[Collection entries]
* begin *
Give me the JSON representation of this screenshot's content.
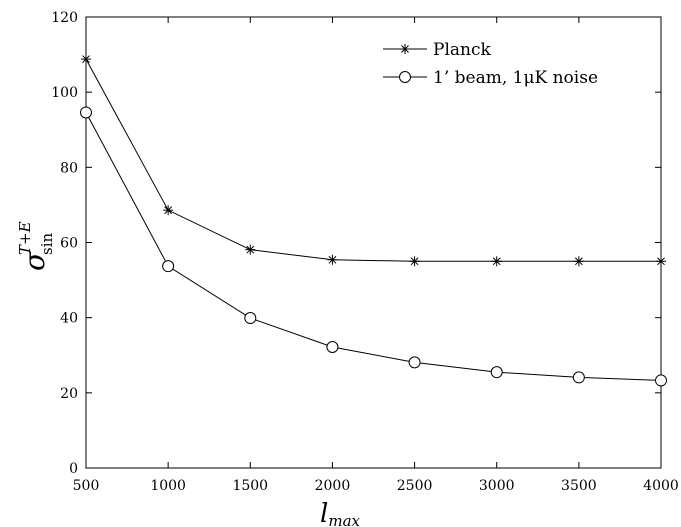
{
  "chart_data": {
    "type": "line",
    "x": [
      500,
      1000,
      1500,
      2000,
      2500,
      3000,
      3500,
      4000
    ],
    "xlim": [
      500,
      4000
    ],
    "ylim": [
      0,
      120
    ],
    "xticks": [
      "500",
      "1000",
      "1500",
      "2000",
      "2500",
      "3000",
      "3500",
      "4000"
    ],
    "yticks": [
      "0",
      "20",
      "40",
      "60",
      "80",
      "100",
      "120"
    ],
    "xlabel": "l",
    "xlabel_sub": "max",
    "ylabel": "σ",
    "ylabel_sup": "T+E",
    "ylabel_sub": "sin",
    "grid": false,
    "legend_position": "top-right",
    "series": [
      {
        "name": "Planck",
        "marker": "asterisk",
        "values": [
          108.8,
          68.6,
          58.1,
          55.4,
          55.0,
          55.0,
          55.0,
          55.0
        ]
      },
      {
        "name": "1’ beam, 1μK noise",
        "marker": "circle",
        "values": [
          94.6,
          53.7,
          39.9,
          32.2,
          28.1,
          25.5,
          24.1,
          23.3
        ]
      }
    ],
    "colors": {
      "line": "#000000",
      "axes": "#000000",
      "background": "#ffffff"
    }
  }
}
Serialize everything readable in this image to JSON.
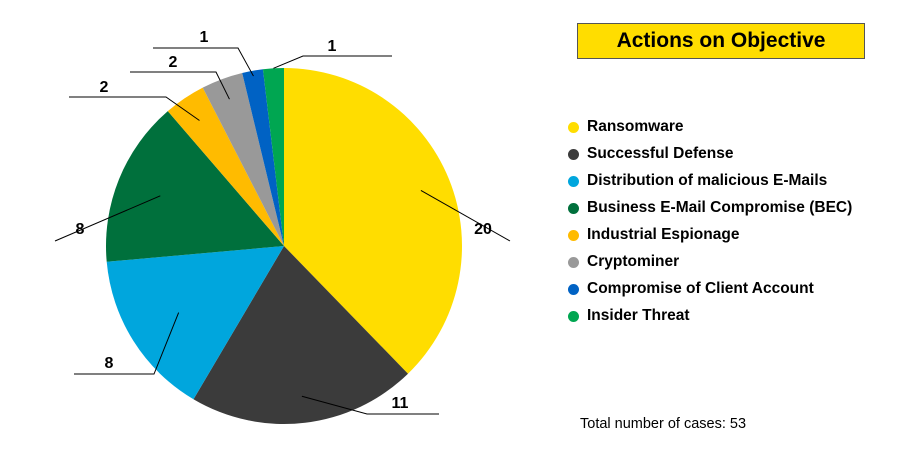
{
  "chart_data": {
    "type": "pie",
    "title": "Actions on Objective",
    "categories": [
      "Ransomware",
      "Successful Defense",
      "Distribution of malicious E-Mails",
      "Business E-Mail Compromise (BEC)",
      "Industrial Espionage",
      "Cryptominer",
      "Compromise of Client Account",
      "Insider Threat"
    ],
    "values": [
      20,
      11,
      8,
      8,
      2,
      2,
      1,
      1
    ],
    "colors": [
      "#ffdd00",
      "#3b3b3b",
      "#00a6dd",
      "#00703c",
      "#ffbb00",
      "#999999",
      "#0062c4",
      "#00a651"
    ],
    "legend_position": "right",
    "start": "top, clockwise"
  },
  "footer": {
    "total_label": "Total number of cases:",
    "total_value": "53"
  }
}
* end *
■ **EXERCISE**
Copy every entry exactly as written. Pictures are excluded.

■ **ANSWER IN FULL**
Give me the JSON representation of this screenshot's content.
{
  "chart_data": {
    "type": "line",
    "x": [
      500,
      1000,
      1500,
      2000,
      2500,
      3000,
      3500,
      4000
    ],
    "xlim": [
      500,
      4000
    ],
    "ylim": [
      0,
      120
    ],
    "xticks": [
      "500",
      "1000",
      "1500",
      "2000",
      "2500",
      "3000",
      "3500",
      "4000"
    ],
    "yticks": [
      "0",
      "20",
      "40",
      "60",
      "80",
      "100",
      "120"
    ],
    "xlabel": "l",
    "xlabel_sub": "max",
    "ylabel": "σ",
    "ylabel_sup": "T+E",
    "ylabel_sub": "sin",
    "grid": false,
    "legend_position": "top-right",
    "series": [
      {
        "name": "Planck",
        "marker": "asterisk",
        "values": [
          108.8,
          68.6,
          58.1,
          55.4,
          55.0,
          55.0,
          55.0,
          55.0
        ]
      },
      {
        "name": "1’ beam, 1μK noise",
        "marker": "circle",
        "values": [
          94.6,
          53.7,
          39.9,
          32.2,
          28.1,
          25.5,
          24.1,
          23.3
        ]
      }
    ],
    "colors": {
      "line": "#000000",
      "axes": "#000000",
      "background": "#ffffff"
    }
  }
}
Serialize everything readable in this image to JSON.
{
  "chart_data": {
    "type": "pie",
    "title": "Actions on Objective",
    "categories": [
      "Ransomware",
      "Successful Defense",
      "Distribution of malicious E-Mails",
      "Business E-Mail Compromise (BEC)",
      "Industrial Espionage",
      "Cryptominer",
      "Compromise of Client Account",
      "Insider Threat"
    ],
    "values": [
      20,
      11,
      8,
      8,
      2,
      2,
      1,
      1
    ],
    "colors": [
      "#ffdd00",
      "#3b3b3b",
      "#00a6dd",
      "#00703c",
      "#ffbb00",
      "#999999",
      "#0062c4",
      "#00a651"
    ],
    "legend_position": "right",
    "start": "top, clockwise"
  },
  "footer": {
    "total_label": "Total number of cases:",
    "total_value": "53"
  }
}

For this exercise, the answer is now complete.